- [What the task requires] Repeat every line below exactly, word for word.

- [Figure record listings]

_ _ _ _

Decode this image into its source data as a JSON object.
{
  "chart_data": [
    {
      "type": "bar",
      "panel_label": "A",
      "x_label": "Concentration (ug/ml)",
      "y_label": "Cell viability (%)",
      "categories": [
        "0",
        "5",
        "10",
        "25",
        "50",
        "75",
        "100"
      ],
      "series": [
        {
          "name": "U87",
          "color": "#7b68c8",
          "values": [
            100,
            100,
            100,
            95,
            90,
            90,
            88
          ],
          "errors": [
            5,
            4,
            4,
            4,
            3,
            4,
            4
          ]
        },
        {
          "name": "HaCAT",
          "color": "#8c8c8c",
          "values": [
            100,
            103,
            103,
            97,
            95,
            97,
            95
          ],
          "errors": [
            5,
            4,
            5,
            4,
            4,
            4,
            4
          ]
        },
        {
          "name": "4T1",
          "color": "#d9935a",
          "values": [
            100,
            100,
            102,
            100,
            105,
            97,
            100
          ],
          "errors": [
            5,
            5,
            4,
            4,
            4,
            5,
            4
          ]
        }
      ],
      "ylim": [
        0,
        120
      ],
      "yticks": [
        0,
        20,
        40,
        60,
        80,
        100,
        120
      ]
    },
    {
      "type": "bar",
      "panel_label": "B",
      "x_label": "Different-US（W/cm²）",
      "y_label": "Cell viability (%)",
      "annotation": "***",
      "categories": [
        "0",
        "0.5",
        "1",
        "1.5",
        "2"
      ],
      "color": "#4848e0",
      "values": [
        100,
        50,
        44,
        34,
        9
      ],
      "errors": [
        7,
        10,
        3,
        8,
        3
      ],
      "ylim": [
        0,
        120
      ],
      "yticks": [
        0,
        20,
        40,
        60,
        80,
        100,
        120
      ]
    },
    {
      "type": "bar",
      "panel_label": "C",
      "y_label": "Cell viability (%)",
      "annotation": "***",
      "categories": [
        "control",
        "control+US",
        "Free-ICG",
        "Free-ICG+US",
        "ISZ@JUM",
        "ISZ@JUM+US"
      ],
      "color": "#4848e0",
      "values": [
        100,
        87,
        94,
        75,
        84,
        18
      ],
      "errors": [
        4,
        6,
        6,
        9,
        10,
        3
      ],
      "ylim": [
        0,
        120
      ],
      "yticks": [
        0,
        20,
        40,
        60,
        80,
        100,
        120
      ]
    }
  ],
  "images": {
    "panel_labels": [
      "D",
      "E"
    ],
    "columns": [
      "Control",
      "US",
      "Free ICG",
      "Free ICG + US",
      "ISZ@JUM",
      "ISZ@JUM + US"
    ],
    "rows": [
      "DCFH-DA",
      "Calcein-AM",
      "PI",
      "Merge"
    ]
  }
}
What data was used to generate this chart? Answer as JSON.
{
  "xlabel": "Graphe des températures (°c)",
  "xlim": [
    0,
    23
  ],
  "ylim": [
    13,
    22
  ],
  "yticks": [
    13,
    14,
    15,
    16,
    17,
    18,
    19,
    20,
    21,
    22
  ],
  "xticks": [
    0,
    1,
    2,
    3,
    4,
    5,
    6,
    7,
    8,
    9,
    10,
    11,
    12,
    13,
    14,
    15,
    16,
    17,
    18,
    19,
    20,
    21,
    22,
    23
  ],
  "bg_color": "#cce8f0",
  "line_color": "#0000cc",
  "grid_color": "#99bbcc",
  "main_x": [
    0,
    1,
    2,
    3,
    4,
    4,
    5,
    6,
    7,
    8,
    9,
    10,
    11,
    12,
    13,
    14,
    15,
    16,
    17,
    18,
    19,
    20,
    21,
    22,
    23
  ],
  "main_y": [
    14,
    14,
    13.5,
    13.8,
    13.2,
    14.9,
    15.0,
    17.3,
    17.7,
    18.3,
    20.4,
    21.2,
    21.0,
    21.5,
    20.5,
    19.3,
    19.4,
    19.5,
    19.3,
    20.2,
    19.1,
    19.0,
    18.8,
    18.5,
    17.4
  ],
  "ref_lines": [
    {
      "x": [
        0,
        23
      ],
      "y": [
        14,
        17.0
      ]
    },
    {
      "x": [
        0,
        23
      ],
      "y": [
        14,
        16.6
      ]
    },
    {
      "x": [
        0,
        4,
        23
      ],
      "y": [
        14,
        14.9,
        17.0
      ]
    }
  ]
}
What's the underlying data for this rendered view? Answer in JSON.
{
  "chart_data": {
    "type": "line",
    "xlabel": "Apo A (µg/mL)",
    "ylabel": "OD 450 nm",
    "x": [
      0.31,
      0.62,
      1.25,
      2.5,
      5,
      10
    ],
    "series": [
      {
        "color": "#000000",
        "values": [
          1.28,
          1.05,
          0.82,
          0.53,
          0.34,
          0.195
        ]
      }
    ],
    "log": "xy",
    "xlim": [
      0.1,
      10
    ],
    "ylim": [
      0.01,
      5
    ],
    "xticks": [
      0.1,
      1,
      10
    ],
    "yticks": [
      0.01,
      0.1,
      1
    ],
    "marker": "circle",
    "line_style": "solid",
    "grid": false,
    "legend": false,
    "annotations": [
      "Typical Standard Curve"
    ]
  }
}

_ _ _ _

- [Solution to this exercise]
Decode this image into its source data as a JSON object.
{
  "chart_data": [
    {
      "type": "bar",
      "panel_label": "A",
      "x_label": "Concentration (ug/ml)",
      "y_label": "Cell viability (%)",
      "categories": [
        "0",
        "5",
        "10",
        "25",
        "50",
        "75",
        "100"
      ],
      "series": [
        {
          "name": "U87",
          "color": "#7b68c8",
          "values": [
            100,
            100,
            100,
            95,
            90,
            90,
            88
          ],
          "errors": [
            5,
            4,
            4,
            4,
            3,
            4,
            4
          ]
        },
        {
          "name": "HaCAT",
          "color": "#8c8c8c",
          "values": [
            100,
            103,
            103,
            97,
            95,
            97,
            95
          ],
          "errors": [
            5,
            4,
            5,
            4,
            4,
            4,
            4
          ]
        },
        {
          "name": "4T1",
          "color": "#d9935a",
          "values": [
            100,
            100,
            102,
            100,
            105,
            97,
            100
          ],
          "errors": [
            5,
            5,
            4,
            4,
            4,
            5,
            4
          ]
        }
      ],
      "ylim": [
        0,
        120
      ],
      "yticks": [
        0,
        20,
        40,
        60,
        80,
        100,
        120
      ]
    },
    {
      "type": "bar",
      "panel_label": "B",
      "x_label": "Different-US（W/cm²）",
      "y_label": "Cell viability (%)",
      "annotation": "***",
      "categories": [
        "0",
        "0.5",
        "1",
        "1.5",
        "2"
      ],
      "color": "#4848e0",
      "values": [
        100,
        50,
        44,
        34,
        9
      ],
      "errors": [
        7,
        10,
        3,
        8,
        3
      ],
      "ylim": [
        0,
        120
      ],
      "yticks": [
        0,
        20,
        40,
        60,
        80,
        100,
        120
      ]
    },
    {
      "type": "bar",
      "panel_label": "C",
      "y_label": "Cell viability (%)",
      "annotation": "***",
      "categories": [
        "control",
        "control+US",
        "Free-ICG",
        "Free-ICG+US",
        "ISZ@JUM",
        "ISZ@JUM+US"
      ],
      "color": "#4848e0",
      "values": [
        100,
        87,
        94,
        75,
        84,
        18
      ],
      "errors": [
        4,
        6,
        6,
        9,
        10,
        3
      ],
      "ylim": [
        0,
        120
      ],
      "yticks": [
        0,
        20,
        40,
        60,
        80,
        100,
        120
      ]
    }
  ],
  "images": {
    "panel_labels": [
      "D",
      "E"
    ],
    "columns": [
      "Control",
      "US",
      "Free ICG",
      "Free ICG + US",
      "ISZ@JUM",
      "ISZ@JUM + US"
    ],
    "rows": [
      "DCFH-DA",
      "Calcein-AM",
      "PI",
      "Merge"
    ]
  }
}
What data was used to generate this chart? Answer as JSON.
{
  "xlabel": "Graphe des températures (°c)",
  "xlim": [
    0,
    23
  ],
  "ylim": [
    13,
    22
  ],
  "yticks": [
    13,
    14,
    15,
    16,
    17,
    18,
    19,
    20,
    21,
    22
  ],
  "xticks": [
    0,
    1,
    2,
    3,
    4,
    5,
    6,
    7,
    8,
    9,
    10,
    11,
    12,
    13,
    14,
    15,
    16,
    17,
    18,
    19,
    20,
    21,
    22,
    23
  ],
  "bg_color": "#cce8f0",
  "line_color": "#0000cc",
  "grid_color": "#99bbcc",
  "main_x": [
    0,
    1,
    2,
    3,
    4,
    4,
    5,
    6,
    7,
    8,
    9,
    10,
    11,
    12,
    13,
    14,
    15,
    16,
    17,
    18,
    19,
    20,
    21,
    22,
    23
  ],
  "main_y": [
    14,
    14,
    13.5,
    13.8,
    13.2,
    14.9,
    15.0,
    17.3,
    17.7,
    18.3,
    20.4,
    21.2,
    21.0,
    21.5,
    20.5,
    19.3,
    19.4,
    19.5,
    19.3,
    20.2,
    19.1,
    19.0,
    18.8,
    18.5,
    17.4
  ],
  "ref_lines": [
    {
      "x": [
        0,
        23
      ],
      "y": [
        14,
        17.0
      ]
    },
    {
      "x": [
        0,
        23
      ],
      "y": [
        14,
        16.6
      ]
    },
    {
      "x": [
        0,
        4,
        23
      ],
      "y": [
        14,
        14.9,
        17.0
      ]
    }
  ]
}
What's the underlying data for this rendered view? Answer in JSON.
{
  "chart_data": {
    "type": "line",
    "xlabel": "Apo A (µg/mL)",
    "ylabel": "OD 450 nm",
    "x": [
      0.31,
      0.62,
      1.25,
      2.5,
      5,
      10
    ],
    "series": [
      {
        "color": "#000000",
        "values": [
          1.28,
          1.05,
          0.82,
          0.53,
          0.34,
          0.195
        ]
      }
    ],
    "log": "xy",
    "xlim": [
      0.1,
      10
    ],
    "ylim": [
      0.01,
      5
    ],
    "xticks": [
      0.1,
      1,
      10
    ],
    "yticks": [
      0.01,
      0.1,
      1
    ],
    "marker": "circle",
    "line_style": "solid",
    "grid": false,
    "legend": false,
    "annotations": [
      "Typical Standard Curve"
    ]
  }
}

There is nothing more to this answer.